**THE INPUT:**
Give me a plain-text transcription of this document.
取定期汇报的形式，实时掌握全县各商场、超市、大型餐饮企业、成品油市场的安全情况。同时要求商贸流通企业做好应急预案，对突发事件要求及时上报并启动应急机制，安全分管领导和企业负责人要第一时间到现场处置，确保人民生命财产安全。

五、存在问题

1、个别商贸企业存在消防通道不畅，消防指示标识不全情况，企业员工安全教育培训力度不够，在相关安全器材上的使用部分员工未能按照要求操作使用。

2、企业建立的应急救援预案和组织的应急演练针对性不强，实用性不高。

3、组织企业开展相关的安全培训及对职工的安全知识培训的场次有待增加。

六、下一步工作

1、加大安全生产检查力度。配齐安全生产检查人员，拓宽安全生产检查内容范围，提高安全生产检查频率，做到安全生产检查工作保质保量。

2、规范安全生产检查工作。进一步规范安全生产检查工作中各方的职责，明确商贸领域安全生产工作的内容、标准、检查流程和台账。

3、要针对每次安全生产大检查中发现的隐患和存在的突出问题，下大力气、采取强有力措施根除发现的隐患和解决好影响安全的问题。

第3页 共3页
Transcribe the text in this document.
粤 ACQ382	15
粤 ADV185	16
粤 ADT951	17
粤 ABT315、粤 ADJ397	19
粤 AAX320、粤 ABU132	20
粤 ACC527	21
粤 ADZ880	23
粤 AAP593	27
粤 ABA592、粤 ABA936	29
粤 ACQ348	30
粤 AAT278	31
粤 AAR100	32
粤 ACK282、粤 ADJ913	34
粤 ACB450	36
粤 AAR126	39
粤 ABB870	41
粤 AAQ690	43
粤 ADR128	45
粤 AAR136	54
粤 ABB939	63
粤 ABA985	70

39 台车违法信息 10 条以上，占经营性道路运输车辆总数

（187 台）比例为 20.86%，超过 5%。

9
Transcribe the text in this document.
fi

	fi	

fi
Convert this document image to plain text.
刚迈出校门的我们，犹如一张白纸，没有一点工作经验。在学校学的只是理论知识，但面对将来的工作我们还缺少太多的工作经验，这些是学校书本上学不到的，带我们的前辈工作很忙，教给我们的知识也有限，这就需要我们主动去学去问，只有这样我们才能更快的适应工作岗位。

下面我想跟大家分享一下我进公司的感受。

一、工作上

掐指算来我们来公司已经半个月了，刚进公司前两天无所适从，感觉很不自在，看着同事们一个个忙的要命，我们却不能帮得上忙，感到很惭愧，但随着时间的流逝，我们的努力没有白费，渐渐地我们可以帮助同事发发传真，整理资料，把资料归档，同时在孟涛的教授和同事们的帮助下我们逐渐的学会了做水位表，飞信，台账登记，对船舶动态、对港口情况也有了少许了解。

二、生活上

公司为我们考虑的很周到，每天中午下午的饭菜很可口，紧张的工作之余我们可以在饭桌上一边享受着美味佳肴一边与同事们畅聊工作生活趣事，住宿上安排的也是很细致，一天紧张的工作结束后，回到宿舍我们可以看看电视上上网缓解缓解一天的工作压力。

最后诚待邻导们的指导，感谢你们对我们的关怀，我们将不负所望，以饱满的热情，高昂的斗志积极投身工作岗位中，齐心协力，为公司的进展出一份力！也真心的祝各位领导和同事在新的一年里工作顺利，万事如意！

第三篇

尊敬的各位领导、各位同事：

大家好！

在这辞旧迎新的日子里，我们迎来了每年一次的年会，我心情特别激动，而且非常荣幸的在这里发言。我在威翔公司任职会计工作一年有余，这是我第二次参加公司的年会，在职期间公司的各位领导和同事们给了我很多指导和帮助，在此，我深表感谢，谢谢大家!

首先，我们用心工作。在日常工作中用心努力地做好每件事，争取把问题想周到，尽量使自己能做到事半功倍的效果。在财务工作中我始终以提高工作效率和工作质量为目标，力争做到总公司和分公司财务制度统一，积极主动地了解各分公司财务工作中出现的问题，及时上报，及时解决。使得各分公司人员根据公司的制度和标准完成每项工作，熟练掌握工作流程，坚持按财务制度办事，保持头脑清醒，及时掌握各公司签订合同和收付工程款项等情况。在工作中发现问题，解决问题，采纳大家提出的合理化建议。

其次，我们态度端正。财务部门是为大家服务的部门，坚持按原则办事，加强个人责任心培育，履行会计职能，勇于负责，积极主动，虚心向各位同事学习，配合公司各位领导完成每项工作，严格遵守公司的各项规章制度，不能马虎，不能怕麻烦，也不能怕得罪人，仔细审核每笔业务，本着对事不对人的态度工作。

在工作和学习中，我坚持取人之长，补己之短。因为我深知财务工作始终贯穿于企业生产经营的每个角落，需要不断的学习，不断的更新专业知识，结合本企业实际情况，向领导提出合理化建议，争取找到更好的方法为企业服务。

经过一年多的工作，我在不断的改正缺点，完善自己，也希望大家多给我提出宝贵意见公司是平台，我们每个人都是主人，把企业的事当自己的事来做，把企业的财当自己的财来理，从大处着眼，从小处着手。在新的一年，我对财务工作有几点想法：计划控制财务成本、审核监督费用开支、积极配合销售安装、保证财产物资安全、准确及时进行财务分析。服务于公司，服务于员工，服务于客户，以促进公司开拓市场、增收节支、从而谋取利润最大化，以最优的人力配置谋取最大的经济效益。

**WRITTEN REQUEST:** Retype the listing. Match it exactly.

**SOLUTION TO THE PROBLEM:**
Give me a plain-text transcription of this document.
取定期汇报的形式，实时掌握全县各商场、超市、大型餐饮企业、成品油市场的安全情况。同时要求商贸流通企业做好应急预案，对突发事件要求及时上报并启动应急机制，安全分管领导和企业负责人要第一时间到现场处置，确保人民生命财产安全。

五、存在问题

1、个别商贸企业存在消防通道不畅，消防指示标识不全情况，企业员工安全教育培训力度不够，在相关安全器材上的使用部分员工未能按照要求操作使用。

2、企业建立的应急救援预案和组织的应急演练针对性不强，实用性不高。

3、组织企业开展相关的安全培训及对职工的安全知识培训的场次有待增加。

六、下一步工作

1、加大安全生产检查力度。配齐安全生产检查人员，拓宽安全生产检查内容范围，提高安全生产检查频率，做到安全生产检查工作保质保量。

2、规范安全生产检查工作。进一步规范安全生产检查工作中各方的职责，明确商贸领域安全生产工作的内容、标准、检查流程和台账。

3、要针对每次安全生产大检查中发现的隐患和存在的突出问题，下大力气、采取强有力措施根除发现的隐患和解决好影响安全的问题。

第3页 共3页
Transcribe the text in this document.
粤 ACQ382	15
粤 ADV185	16
粤 ADT951	17
粤 ABT315、粤 ADJ397	19
粤 AAX320、粤 ABU132	20
粤 ACC527	21
粤 ADZ880	23
粤 AAP593	27
粤 ABA592、粤 ABA936	29
粤 ACQ348	30
粤 AAT278	31
粤 AAR100	32
粤 ACK282、粤 ADJ913	34
粤 ACB450	36
粤 AAR126	39
粤 ABB870	41
粤 AAQ690	43
粤 ADR128	45
粤 AAR136	54
粤 ABB939	63
粤 ABA985	70

39 台车违法信息 10 条以上，占经营性道路运输车辆总数

（187 台）比例为 20.86%，超过 5%。

9
Transcribe the text in this document.
fi

	fi	

fi
Convert this document image to plain text.
刚迈出校门的我们，犹如一张白纸，没有一点工作经验。在学校学的只是理论知识，但面对将来的工作我们还缺少太多的工作经验，这些是学校书本上学不到的，带我们的前辈工作很忙，教给我们的知识也有限，这就需要我们主动去学去问，只有这样我们才能更快的适应工作岗位。

下面我想跟大家分享一下我进公司的感受。

一、工作上

掐指算来我们来公司已经半个月了，刚进公司前两天无所适从，感觉很不自在，看着同事们一个个忙的要命，我们却不能帮得上忙，感到很惭愧，但随着时间的流逝，我们的努力没有白费，渐渐地我们可以帮助同事发发传真，整理资料，把资料归档，同时在孟涛的教授和同事们的帮助下我们逐渐的学会了做水位表，飞信，台账登记，对船舶动态、对港口情况也有了少许了解。

二、生活上

公司为我们考虑的很周到，每天中午下午的饭菜很可口，紧张的工作之余我们可以在饭桌上一边享受着美味佳肴一边与同事们畅聊工作生活趣事，住宿上安排的也是很细致，一天紧张的工作结束后，回到宿舍我们可以看看电视上上网缓解缓解一天的工作压力。

最后诚待邻导们的指导，感谢你们对我们的关怀，我们将不负所望，以饱满的热情，高昂的斗志积极投身工作岗位中，齐心协力，为公司的进展出一份力！也真心的祝各位领导和同事在新的一年里工作顺利，万事如意！

第三篇

尊敬的各位领导、各位同事：

大家好！

在这辞旧迎新的日子里，我们迎来了每年一次的年会，我心情特别激动，而且非常荣幸的在这里发言。我在威翔公司任职会计工作一年有余，这是我第二次参加公司的年会，在职期间公司的各位领导和同事们给了我很多指导和帮助，在此，我深表感谢，谢谢大家!

首先，我们用心工作。在日常工作中用心努力地做好每件事，争取把问题想周到，尽量使自己能做到事半功倍的效果。在财务工作中我始终以提高工作效率和工作质量为目标，力争做到总公司和分公司财务制度统一，积极主动地了解各分公司财务工作中出现的问题，及时上报，及时解决。使得各分公司人员根据公司的制度和标准完成每项工作，熟练掌握工作流程，坚持按财务制度办事，保持头脑清醒，及时掌握各公司签订合同和收付工程款项等情况。在工作中发现问题，解决问题，采纳大家提出的合理化建议。

其次，我们态度端正。财务部门是为大家服务的部门，坚持按原则办事，加强个人责任心培育，履行会计职能，勇于负责，积极主动，虚心向各位同事学习，配合公司各位领导完成每项工作，严格遵守公司的各项规章制度，不能马虎，不能怕麻烦，也不能怕得罪人，仔细审核每笔业务，本着对事不对人的态度工作。

在工作和学习中，我坚持取人之长，补己之短。因为我深知财务工作始终贯穿于企业生产经营的每个角落，需要不断的学习，不断的更新专业知识，结合本企业实际情况，向领导提出合理化建议，争取找到更好的方法为企业服务。

经过一年多的工作，我在不断的改正缺点，完善自己，也希望大家多给我提出宝贵意见公司是平台，我们每个人都是主人，把企业的事当自己的事来做，把企业的财当自己的财来理，从大处着眼，从小处着手。在新的一年，我对财务工作有几点想法：计划控制财务成本、审核监督费用开支、积极配合销售安装、保证财产物资安全、准确及时进行财务分析。服务于公司，服务于员工，服务于客户，以促进公司开拓市场、增收节支、从而谋取利润最大化，以最优的人力配置谋取最大的经济效益。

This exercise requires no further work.